++++ Dataset excerpts ++++
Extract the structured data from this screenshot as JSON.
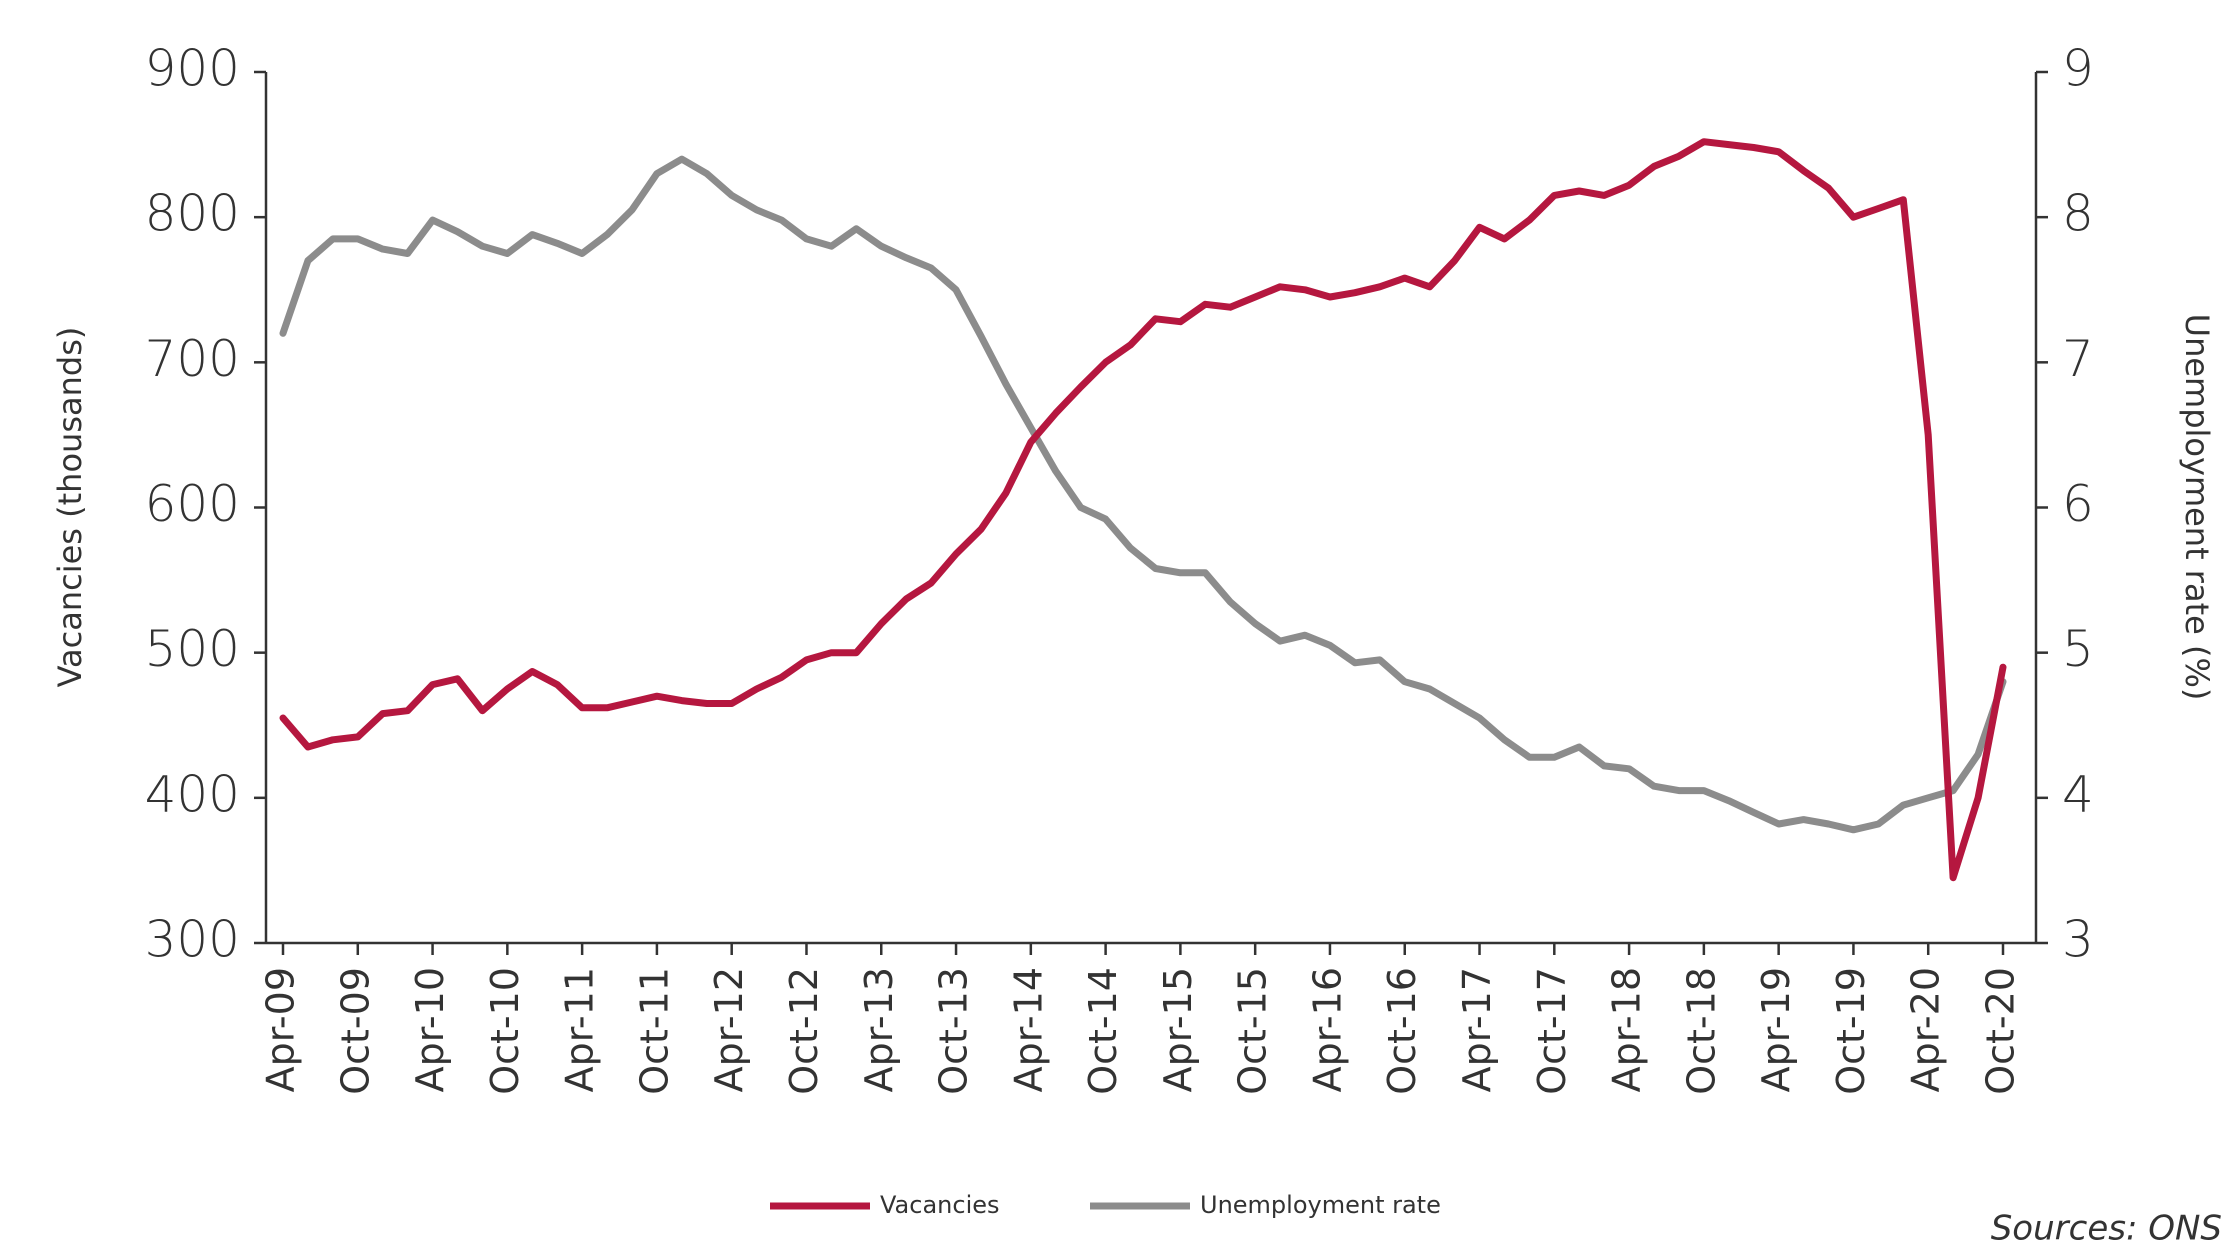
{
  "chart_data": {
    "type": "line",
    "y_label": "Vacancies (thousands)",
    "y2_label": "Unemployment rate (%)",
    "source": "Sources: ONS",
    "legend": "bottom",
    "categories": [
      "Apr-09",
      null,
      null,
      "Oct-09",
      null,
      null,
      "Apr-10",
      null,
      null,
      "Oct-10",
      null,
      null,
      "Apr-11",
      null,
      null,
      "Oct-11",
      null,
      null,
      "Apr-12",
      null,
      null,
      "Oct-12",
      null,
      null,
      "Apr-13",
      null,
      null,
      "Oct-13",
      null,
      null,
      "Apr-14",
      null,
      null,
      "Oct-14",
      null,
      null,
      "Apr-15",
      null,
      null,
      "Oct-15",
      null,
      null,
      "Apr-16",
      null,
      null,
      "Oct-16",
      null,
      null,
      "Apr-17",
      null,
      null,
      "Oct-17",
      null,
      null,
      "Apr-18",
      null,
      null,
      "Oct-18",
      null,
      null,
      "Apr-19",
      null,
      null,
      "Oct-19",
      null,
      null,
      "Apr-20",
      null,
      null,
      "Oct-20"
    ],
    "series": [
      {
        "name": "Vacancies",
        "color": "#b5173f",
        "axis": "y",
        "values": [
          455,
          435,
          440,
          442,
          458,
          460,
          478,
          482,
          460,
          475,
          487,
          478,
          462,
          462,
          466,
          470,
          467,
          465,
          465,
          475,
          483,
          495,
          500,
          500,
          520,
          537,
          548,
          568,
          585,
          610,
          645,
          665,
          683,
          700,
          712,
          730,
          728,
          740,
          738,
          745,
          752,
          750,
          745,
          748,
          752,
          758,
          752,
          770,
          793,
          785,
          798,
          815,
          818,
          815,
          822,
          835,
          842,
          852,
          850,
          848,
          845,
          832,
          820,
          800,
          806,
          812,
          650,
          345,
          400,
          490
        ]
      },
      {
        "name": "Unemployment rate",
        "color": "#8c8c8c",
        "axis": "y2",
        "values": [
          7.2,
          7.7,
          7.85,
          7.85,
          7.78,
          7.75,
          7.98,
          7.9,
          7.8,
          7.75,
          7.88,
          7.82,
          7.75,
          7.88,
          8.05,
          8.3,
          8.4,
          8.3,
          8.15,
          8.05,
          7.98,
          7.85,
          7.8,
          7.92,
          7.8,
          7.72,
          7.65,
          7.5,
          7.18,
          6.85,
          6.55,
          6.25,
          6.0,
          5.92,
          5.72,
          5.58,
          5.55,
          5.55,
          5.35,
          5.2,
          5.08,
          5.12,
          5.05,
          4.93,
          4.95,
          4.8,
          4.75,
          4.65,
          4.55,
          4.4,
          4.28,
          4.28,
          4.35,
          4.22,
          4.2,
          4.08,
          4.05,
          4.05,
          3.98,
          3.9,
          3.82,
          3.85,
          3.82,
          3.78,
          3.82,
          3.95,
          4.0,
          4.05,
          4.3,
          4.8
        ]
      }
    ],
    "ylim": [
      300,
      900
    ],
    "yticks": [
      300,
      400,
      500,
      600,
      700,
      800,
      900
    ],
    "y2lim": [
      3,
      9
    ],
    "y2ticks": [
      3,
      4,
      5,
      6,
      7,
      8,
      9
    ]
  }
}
++++
Reproduce each entry precisely, dropping only the pictures.

Completed exercise
Extract the structured data from this screenshot as JSON.
{
  "chart_data": {
    "type": "line",
    "y_label": "Vacancies (thousands)",
    "y2_label": "Unemployment rate (%)",
    "source": "Sources: ONS",
    "legend": "bottom",
    "categories": [
      "Apr-09",
      null,
      null,
      "Oct-09",
      null,
      null,
      "Apr-10",
      null,
      null,
      "Oct-10",
      null,
      null,
      "Apr-11",
      null,
      null,
      "Oct-11",
      null,
      null,
      "Apr-12",
      null,
      null,
      "Oct-12",
      null,
      null,
      "Apr-13",
      null,
      null,
      "Oct-13",
      null,
      null,
      "Apr-14",
      null,
      null,
      "Oct-14",
      null,
      null,
      "Apr-15",
      null,
      null,
      "Oct-15",
      null,
      null,
      "Apr-16",
      null,
      null,
      "Oct-16",
      null,
      null,
      "Apr-17",
      null,
      null,
      "Oct-17",
      null,
      null,
      "Apr-18",
      null,
      null,
      "Oct-18",
      null,
      null,
      "Apr-19",
      null,
      null,
      "Oct-19",
      null,
      null,
      "Apr-20",
      null,
      null,
      "Oct-20"
    ],
    "series": [
      {
        "name": "Vacancies",
        "color": "#b5173f",
        "axis": "y",
        "values": [
          455,
          435,
          440,
          442,
          458,
          460,
          478,
          482,
          460,
          475,
          487,
          478,
          462,
          462,
          466,
          470,
          467,
          465,
          465,
          475,
          483,
          495,
          500,
          500,
          520,
          537,
          548,
          568,
          585,
          610,
          645,
          665,
          683,
          700,
          712,
          730,
          728,
          740,
          738,
          745,
          752,
          750,
          745,
          748,
          752,
          758,
          752,
          770,
          793,
          785,
          798,
          815,
          818,
          815,
          822,
          835,
          842,
          852,
          850,
          848,
          845,
          832,
          820,
          800,
          806,
          812,
          650,
          345,
          400,
          490
        ]
      },
      {
        "name": "Unemployment rate",
        "color": "#8c8c8c",
        "axis": "y2",
        "values": [
          7.2,
          7.7,
          7.85,
          7.85,
          7.78,
          7.75,
          7.98,
          7.9,
          7.8,
          7.75,
          7.88,
          7.82,
          7.75,
          7.88,
          8.05,
          8.3,
          8.4,
          8.3,
          8.15,
          8.05,
          7.98,
          7.85,
          7.8,
          7.92,
          7.8,
          7.72,
          7.65,
          7.5,
          7.18,
          6.85,
          6.55,
          6.25,
          6.0,
          5.92,
          5.72,
          5.58,
          5.55,
          5.55,
          5.35,
          5.2,
          5.08,
          5.12,
          5.05,
          4.93,
          4.95,
          4.8,
          4.75,
          4.65,
          4.55,
          4.4,
          4.28,
          4.28,
          4.35,
          4.22,
          4.2,
          4.08,
          4.05,
          4.05,
          3.98,
          3.9,
          3.82,
          3.85,
          3.82,
          3.78,
          3.82,
          3.95,
          4.0,
          4.05,
          4.3,
          4.8
        ]
      }
    ],
    "ylim": [
      300,
      900
    ],
    "yticks": [
      300,
      400,
      500,
      600,
      700,
      800,
      900
    ],
    "y2lim": [
      3,
      9
    ],
    "y2ticks": [
      3,
      4,
      5,
      6,
      7,
      8,
      9
    ]
  }
}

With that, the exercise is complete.